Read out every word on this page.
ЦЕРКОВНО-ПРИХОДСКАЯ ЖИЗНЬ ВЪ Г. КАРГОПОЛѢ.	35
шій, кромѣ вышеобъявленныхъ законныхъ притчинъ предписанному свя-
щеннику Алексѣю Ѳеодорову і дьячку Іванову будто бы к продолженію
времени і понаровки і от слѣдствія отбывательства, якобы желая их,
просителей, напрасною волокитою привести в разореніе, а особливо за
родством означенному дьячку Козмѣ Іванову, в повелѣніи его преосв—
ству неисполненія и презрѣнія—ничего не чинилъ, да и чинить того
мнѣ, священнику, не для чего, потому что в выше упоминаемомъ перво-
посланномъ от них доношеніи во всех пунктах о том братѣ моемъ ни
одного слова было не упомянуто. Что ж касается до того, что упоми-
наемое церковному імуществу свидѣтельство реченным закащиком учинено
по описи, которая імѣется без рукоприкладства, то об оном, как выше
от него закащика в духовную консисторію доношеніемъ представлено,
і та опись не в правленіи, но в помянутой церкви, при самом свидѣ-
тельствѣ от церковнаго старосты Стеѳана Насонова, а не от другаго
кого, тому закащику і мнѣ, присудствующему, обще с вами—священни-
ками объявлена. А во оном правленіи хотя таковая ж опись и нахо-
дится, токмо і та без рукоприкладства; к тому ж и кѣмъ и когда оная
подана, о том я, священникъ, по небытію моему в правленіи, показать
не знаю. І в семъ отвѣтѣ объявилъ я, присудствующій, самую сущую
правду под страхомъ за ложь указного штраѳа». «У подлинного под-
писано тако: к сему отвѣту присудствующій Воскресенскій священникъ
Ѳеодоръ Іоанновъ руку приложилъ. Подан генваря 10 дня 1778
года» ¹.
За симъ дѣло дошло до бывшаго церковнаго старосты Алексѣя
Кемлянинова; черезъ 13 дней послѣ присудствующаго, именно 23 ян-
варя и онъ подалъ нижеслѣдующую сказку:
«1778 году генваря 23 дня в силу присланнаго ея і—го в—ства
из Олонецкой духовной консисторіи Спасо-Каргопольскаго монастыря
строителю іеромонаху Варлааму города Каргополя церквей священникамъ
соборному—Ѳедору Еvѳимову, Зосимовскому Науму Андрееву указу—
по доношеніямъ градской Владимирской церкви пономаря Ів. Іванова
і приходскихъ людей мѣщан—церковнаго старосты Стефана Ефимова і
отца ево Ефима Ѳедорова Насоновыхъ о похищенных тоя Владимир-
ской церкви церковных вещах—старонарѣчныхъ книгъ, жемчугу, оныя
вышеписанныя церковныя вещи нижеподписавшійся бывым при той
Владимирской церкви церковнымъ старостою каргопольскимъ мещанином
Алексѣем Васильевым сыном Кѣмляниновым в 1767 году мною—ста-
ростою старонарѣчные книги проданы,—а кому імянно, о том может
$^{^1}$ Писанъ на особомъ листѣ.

---+---

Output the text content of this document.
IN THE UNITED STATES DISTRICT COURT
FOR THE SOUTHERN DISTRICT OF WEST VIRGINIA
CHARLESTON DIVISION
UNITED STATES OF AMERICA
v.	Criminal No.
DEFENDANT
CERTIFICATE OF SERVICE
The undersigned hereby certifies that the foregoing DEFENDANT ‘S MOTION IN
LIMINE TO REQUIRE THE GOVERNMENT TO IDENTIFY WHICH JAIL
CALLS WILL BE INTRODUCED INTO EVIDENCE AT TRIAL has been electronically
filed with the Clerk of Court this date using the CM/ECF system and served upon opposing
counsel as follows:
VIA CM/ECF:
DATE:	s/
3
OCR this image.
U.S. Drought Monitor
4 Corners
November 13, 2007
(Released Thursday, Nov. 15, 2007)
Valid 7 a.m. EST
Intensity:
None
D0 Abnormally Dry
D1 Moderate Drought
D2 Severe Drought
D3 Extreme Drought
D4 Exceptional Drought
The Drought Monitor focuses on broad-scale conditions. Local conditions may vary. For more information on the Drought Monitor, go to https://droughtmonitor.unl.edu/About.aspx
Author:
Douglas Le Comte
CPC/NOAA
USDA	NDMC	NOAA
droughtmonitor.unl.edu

---+---

Exercise directions =
Give the count of lines containing "this", with no added text.

Answer =
4